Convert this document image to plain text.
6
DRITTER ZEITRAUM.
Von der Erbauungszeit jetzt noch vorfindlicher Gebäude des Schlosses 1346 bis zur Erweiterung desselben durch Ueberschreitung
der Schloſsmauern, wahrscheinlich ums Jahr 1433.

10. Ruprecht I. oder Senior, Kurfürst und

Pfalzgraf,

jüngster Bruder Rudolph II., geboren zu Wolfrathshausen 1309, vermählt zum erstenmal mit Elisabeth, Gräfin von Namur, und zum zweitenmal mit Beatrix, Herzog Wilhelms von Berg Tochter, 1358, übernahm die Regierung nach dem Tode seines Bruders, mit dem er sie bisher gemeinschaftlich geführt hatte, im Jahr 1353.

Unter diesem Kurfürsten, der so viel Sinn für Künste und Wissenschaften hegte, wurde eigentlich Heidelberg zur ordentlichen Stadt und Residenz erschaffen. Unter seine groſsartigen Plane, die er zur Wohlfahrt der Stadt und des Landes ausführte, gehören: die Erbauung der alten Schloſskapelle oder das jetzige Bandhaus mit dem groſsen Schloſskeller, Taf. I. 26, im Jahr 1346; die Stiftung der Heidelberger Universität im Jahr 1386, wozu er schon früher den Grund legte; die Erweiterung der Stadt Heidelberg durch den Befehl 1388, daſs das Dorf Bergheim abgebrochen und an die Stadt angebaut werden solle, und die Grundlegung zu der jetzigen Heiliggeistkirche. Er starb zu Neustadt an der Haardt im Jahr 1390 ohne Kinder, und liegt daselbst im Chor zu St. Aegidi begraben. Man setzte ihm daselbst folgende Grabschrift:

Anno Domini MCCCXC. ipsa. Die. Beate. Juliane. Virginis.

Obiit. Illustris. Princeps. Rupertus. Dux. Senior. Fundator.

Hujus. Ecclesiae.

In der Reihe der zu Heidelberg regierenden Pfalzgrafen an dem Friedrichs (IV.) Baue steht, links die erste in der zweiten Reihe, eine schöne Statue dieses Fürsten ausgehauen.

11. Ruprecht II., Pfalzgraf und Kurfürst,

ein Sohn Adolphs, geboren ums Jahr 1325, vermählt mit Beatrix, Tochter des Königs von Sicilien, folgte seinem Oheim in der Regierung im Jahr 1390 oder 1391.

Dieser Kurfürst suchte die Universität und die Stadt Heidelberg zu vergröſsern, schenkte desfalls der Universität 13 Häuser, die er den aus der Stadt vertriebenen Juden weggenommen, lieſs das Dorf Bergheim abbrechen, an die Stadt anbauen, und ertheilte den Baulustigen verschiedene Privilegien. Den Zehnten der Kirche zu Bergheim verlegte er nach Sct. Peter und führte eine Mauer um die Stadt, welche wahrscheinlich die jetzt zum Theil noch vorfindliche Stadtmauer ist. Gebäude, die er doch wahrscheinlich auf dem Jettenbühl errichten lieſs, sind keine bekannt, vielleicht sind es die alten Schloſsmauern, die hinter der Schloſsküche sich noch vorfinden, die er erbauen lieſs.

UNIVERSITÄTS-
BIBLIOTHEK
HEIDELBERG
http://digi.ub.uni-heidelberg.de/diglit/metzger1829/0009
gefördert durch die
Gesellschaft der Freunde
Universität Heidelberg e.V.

● ● ● ● ● ● ●

• Work item: Lines containing the word "Senior": copy every one of them from the records above.

• Answer for the task:
10. Ruprecht I. oder Senior, Kurfürst und
Obiit. Illustris. Princeps. Rupertus. Dux. Senior. Fundator.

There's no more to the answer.